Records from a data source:

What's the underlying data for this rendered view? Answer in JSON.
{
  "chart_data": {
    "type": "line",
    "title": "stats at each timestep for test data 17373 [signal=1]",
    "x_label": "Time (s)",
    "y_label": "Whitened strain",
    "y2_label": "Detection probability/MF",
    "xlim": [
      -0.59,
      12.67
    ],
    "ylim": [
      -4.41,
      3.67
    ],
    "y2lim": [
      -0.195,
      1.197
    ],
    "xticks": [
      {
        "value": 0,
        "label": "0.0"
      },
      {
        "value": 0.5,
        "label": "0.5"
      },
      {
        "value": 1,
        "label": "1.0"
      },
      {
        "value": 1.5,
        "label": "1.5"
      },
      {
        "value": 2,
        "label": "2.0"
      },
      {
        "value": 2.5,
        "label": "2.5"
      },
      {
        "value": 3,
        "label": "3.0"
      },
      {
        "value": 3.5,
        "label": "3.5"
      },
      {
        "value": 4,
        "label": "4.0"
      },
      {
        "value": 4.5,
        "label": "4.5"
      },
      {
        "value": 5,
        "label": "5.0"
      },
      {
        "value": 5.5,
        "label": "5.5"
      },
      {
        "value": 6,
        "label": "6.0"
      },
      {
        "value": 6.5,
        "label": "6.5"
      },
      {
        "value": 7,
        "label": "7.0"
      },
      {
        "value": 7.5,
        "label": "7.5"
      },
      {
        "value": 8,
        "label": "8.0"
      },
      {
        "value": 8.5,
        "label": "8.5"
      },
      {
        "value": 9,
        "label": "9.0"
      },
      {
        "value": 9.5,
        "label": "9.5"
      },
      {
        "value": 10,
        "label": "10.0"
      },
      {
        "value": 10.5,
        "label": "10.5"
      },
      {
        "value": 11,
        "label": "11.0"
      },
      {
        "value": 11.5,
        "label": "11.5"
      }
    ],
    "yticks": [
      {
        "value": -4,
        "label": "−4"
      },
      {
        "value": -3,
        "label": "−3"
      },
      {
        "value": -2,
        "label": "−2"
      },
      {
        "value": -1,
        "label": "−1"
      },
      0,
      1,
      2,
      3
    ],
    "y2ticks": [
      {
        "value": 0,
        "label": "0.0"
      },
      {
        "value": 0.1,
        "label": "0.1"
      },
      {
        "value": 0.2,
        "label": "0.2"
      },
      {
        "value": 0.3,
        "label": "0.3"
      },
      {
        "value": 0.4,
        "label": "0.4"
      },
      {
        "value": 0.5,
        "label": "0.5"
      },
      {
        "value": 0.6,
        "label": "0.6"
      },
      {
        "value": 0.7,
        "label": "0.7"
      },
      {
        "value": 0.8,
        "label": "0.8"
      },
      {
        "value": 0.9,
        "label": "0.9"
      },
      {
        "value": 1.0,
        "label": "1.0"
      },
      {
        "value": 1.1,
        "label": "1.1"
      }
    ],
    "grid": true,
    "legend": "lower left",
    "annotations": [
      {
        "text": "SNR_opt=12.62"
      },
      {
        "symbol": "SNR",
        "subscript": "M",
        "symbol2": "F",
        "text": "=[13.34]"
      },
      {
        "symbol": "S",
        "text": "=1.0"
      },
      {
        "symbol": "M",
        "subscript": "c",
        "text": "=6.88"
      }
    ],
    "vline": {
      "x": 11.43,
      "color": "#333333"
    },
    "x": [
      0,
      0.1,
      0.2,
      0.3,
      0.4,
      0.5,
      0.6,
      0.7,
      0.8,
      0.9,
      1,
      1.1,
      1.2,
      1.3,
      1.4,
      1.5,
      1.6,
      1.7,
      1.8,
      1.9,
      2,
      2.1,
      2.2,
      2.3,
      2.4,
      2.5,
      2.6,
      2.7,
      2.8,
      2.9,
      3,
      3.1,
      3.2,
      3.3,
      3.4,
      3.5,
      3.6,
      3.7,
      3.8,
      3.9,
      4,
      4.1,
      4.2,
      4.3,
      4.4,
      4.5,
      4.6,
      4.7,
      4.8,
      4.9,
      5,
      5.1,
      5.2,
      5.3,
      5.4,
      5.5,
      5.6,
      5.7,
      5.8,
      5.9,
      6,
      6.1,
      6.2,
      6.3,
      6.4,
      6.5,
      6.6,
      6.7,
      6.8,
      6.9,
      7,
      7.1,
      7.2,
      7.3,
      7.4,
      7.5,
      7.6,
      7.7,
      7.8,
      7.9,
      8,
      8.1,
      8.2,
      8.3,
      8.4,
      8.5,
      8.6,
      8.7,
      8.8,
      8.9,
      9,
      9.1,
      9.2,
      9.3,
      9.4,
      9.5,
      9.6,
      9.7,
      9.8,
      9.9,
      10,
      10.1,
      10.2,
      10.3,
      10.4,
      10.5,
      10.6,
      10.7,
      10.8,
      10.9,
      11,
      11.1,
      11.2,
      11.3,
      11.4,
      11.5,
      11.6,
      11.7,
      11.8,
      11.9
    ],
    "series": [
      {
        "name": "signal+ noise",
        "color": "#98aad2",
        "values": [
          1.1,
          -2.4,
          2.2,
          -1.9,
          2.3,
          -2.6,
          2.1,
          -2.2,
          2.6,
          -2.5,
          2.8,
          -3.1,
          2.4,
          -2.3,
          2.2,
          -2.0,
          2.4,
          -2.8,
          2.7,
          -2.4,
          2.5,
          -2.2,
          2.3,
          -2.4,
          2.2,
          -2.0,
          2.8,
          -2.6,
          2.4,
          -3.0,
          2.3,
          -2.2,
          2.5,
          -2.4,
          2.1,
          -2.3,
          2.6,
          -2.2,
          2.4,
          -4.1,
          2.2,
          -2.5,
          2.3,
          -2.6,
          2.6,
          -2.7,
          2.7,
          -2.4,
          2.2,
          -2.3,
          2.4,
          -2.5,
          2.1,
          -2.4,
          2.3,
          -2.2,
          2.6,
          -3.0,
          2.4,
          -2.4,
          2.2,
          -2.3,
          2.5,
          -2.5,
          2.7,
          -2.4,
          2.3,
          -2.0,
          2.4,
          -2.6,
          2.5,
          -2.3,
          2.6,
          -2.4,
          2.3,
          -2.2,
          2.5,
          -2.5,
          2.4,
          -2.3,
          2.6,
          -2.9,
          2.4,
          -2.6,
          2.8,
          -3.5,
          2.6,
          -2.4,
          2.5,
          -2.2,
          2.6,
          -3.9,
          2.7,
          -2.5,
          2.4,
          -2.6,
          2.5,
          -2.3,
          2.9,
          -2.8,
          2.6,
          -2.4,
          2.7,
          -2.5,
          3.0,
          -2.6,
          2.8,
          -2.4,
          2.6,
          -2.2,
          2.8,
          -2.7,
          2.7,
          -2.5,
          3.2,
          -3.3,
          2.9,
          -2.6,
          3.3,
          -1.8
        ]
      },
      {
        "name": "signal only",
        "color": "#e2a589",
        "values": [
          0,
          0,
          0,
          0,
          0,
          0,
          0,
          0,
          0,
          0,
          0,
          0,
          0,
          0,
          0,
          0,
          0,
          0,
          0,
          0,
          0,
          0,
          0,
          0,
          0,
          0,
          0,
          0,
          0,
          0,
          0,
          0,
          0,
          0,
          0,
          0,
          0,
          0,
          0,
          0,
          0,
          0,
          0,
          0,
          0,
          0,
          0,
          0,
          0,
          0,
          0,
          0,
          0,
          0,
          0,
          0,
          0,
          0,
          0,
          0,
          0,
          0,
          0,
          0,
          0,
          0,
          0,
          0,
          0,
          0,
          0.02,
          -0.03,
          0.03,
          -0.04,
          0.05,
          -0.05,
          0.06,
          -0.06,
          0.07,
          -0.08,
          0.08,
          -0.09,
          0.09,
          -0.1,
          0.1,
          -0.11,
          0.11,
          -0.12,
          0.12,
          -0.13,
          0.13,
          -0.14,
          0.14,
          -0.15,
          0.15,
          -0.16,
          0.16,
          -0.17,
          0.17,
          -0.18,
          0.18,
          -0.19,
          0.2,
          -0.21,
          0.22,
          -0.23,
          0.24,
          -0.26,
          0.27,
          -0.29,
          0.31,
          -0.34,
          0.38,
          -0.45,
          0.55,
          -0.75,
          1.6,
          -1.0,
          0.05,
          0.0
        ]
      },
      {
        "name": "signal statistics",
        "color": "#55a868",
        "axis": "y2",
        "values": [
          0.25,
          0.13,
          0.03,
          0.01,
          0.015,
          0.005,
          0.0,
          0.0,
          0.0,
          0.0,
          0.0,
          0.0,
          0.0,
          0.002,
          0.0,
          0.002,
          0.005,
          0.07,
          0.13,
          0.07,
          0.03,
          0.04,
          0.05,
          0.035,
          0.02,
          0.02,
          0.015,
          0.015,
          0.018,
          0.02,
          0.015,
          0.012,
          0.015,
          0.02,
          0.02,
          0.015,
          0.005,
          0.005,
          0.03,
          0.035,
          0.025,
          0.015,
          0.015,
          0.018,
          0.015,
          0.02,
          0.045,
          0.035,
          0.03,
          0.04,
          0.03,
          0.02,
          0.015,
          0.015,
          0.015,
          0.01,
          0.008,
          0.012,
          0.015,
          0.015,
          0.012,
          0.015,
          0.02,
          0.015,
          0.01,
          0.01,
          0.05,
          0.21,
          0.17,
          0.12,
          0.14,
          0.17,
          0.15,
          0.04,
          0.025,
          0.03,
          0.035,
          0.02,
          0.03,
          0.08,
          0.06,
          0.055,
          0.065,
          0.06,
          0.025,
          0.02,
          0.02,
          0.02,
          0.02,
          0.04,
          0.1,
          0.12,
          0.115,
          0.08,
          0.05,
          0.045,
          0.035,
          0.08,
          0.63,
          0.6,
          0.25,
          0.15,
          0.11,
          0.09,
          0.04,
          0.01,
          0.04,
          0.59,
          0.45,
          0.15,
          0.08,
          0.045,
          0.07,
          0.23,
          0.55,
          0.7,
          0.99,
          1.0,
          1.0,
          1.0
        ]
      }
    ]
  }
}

--- Given task ---
List every line above that holds the word "color".

--- Output for this exercise ---
      "color": "#333333"
        "color": "#98aad2",
        "color": "#e2a589",
        "color": "#55a868",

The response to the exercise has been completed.